▶ SET PROBLEM
Gather every line of the entries that includes the word "خيرا".

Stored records
-*-
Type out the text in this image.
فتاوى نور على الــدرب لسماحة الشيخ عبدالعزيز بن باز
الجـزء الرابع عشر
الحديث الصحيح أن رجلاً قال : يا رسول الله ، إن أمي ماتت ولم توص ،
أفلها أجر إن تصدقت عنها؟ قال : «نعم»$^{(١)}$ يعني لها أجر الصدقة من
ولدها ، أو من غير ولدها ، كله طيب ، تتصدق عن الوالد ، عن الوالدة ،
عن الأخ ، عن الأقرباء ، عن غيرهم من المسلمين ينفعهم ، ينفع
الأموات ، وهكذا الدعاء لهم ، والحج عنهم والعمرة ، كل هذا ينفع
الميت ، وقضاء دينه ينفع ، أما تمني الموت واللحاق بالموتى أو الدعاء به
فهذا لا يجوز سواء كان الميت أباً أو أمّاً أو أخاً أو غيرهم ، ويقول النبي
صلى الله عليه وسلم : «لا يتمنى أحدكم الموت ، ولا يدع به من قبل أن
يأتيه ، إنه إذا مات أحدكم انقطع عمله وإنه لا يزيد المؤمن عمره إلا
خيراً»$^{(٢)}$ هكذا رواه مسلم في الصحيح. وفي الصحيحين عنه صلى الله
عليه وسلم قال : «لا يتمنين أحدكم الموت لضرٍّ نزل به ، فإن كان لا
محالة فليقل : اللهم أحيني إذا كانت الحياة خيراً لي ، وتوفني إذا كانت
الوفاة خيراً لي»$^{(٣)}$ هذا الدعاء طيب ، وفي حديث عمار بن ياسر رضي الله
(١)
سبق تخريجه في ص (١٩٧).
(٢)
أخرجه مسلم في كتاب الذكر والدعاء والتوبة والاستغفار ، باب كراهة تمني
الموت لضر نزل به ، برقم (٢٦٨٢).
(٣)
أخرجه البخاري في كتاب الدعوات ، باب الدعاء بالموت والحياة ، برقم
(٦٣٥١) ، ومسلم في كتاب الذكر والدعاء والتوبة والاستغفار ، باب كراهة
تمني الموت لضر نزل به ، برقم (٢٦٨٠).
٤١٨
-*-
▶ WRITTEN REPLY
خيراً»$^{(٢)}$ هكذا رواه مسلم في الصحيح. وفي الصحيحين عنه صلى الله
محالة فليقل : اللهم أحيني إذا كانت الحياة خيراً لي ، وتوفني إذا كانت
الوفاة خيراً لي»$^{(٣)}$ هذا الدعاء طيب ، وفي حديث عمار بن ياسر رضي الله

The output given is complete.